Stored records
BEGIN

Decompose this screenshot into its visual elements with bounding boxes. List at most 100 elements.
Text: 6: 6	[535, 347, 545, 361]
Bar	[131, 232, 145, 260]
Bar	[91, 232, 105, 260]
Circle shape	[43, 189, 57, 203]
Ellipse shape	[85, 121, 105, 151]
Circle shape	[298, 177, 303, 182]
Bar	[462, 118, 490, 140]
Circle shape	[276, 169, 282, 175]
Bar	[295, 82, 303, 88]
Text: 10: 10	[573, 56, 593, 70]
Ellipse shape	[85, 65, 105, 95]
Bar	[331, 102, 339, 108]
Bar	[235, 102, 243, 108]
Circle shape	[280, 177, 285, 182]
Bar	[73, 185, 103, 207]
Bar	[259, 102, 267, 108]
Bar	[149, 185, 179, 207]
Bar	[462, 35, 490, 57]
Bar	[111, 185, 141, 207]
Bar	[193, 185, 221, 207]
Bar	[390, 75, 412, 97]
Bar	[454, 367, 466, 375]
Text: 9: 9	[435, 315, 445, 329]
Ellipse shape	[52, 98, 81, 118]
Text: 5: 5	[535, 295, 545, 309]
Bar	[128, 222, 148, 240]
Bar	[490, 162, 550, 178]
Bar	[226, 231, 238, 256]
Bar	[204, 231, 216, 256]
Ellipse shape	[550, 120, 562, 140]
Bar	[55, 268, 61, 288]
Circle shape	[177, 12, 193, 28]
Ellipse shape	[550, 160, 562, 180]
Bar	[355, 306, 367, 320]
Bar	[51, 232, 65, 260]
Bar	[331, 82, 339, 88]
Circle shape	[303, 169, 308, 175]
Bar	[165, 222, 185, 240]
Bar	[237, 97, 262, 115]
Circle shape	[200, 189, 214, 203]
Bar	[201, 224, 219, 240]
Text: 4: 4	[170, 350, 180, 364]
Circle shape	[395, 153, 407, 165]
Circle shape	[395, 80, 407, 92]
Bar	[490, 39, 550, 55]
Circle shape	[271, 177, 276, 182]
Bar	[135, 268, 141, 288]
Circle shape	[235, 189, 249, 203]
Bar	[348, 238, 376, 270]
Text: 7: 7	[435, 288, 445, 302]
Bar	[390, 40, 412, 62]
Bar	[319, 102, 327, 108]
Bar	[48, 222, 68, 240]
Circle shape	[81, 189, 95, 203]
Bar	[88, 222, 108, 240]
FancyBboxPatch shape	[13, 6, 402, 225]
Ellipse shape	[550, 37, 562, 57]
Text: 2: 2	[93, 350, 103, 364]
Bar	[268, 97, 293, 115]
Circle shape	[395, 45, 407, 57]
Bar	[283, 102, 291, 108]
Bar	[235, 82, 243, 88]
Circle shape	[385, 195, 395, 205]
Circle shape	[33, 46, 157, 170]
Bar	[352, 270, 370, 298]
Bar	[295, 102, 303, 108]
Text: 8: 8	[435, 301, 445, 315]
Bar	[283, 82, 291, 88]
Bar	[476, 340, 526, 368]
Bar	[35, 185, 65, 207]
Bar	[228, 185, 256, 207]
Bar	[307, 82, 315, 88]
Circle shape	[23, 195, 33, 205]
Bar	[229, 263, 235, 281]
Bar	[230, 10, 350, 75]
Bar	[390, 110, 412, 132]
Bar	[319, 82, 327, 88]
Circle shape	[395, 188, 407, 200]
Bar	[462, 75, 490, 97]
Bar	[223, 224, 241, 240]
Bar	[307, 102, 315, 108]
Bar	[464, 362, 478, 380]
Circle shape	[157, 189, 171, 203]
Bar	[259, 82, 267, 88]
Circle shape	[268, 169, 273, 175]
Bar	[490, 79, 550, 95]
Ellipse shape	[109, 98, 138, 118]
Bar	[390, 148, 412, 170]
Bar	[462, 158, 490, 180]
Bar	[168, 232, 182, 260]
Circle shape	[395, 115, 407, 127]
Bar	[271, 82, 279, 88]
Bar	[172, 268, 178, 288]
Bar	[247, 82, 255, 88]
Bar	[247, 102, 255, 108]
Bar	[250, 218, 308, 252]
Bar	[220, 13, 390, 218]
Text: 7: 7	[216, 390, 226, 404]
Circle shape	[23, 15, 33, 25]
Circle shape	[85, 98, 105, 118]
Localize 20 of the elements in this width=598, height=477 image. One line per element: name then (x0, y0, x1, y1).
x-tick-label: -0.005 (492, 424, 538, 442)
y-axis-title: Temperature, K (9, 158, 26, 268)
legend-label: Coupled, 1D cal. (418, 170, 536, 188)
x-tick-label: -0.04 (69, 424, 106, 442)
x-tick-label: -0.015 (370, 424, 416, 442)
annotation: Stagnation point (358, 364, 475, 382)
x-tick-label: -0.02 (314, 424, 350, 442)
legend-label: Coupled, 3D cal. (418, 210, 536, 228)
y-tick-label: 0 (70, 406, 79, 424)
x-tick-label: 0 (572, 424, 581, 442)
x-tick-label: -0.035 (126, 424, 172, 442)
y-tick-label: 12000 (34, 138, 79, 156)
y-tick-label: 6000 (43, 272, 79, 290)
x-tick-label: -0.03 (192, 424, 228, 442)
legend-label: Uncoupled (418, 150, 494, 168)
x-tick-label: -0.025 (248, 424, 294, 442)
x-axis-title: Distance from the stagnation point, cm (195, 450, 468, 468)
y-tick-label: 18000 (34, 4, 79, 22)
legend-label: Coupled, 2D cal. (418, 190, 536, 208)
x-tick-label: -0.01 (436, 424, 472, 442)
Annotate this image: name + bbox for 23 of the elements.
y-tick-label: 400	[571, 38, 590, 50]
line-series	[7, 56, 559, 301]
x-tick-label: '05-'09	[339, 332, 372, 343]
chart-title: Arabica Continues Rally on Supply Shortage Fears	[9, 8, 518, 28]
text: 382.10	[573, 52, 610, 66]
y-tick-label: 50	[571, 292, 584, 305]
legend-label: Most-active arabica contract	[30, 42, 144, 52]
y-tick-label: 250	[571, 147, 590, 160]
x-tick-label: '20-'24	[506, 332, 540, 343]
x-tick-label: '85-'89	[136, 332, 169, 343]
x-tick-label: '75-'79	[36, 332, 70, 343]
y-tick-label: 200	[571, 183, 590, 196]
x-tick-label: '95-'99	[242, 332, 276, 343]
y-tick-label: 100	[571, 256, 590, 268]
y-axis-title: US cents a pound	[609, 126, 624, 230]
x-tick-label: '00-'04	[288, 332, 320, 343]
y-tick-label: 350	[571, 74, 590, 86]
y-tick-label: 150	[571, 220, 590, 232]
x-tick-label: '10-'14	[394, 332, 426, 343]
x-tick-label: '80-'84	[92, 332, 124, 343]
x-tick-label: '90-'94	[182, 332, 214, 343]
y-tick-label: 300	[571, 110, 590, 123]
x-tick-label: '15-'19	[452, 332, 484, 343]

END

§ **TASK TO COMPLETE**
Edit everything from the start of the records down to the line containing "177, 276, 182]": change each "Ellipse shape" to "Oval shape" and reproduce those lines with nothing else altered.

§ **THE REPLY**
Decompose this screenshot into its visual elements with bounding boxes. List at most 100 elements.
Text: 6: 6	[535, 347, 545, 361]
Bar	[131, 232, 145, 260]
Bar	[91, 232, 105, 260]
Circle shape	[43, 189, 57, 203]
Oval shape	[85, 121, 105, 151]
Circle shape	[298, 177, 303, 182]
Bar	[462, 118, 490, 140]
Circle shape	[276, 169, 282, 175]
Bar	[295, 82, 303, 88]
Text: 10: 10	[573, 56, 593, 70]
Oval shape	[85, 65, 105, 95]
Bar	[331, 102, 339, 108]
Bar	[235, 102, 243, 108]
Circle shape	[280, 177, 285, 182]
Bar	[73, 185, 103, 207]
Bar	[259, 102, 267, 108]
Bar	[149, 185, 179, 207]
Bar	[462, 35, 490, 57]
Bar	[111, 185, 141, 207]
Bar	[193, 185, 221, 207]
Bar	[390, 75, 412, 97]
Bar	[454, 367, 466, 375]
Text: 9: 9	[435, 315, 445, 329]
Oval shape	[52, 98, 81, 118]
Text: 5: 5	[535, 295, 545, 309]
Bar	[128, 222, 148, 240]
Bar	[490, 162, 550, 178]
Bar	[226, 231, 238, 256]
Bar	[204, 231, 216, 256]
Oval shape	[550, 120, 562, 140]
Bar	[55, 268, 61, 288]
Circle shape	[177, 12, 193, 28]
Oval shape	[550, 160, 562, 180]
Bar	[355, 306, 367, 320]
Bar	[51, 232, 65, 260]
Bar	[331, 82, 339, 88]
Circle shape	[303, 169, 308, 175]
Bar	[165, 222, 185, 240]
Bar	[237, 97, 262, 115]
Circle shape	[200, 189, 214, 203]
Bar	[201, 224, 219, 240]
Text: 4: 4	[170, 350, 180, 364]
Circle shape	[395, 153, 407, 165]
Circle shape	[395, 80, 407, 92]
Bar	[490, 39, 550, 55]
Circle shape	[271, 177, 276, 182]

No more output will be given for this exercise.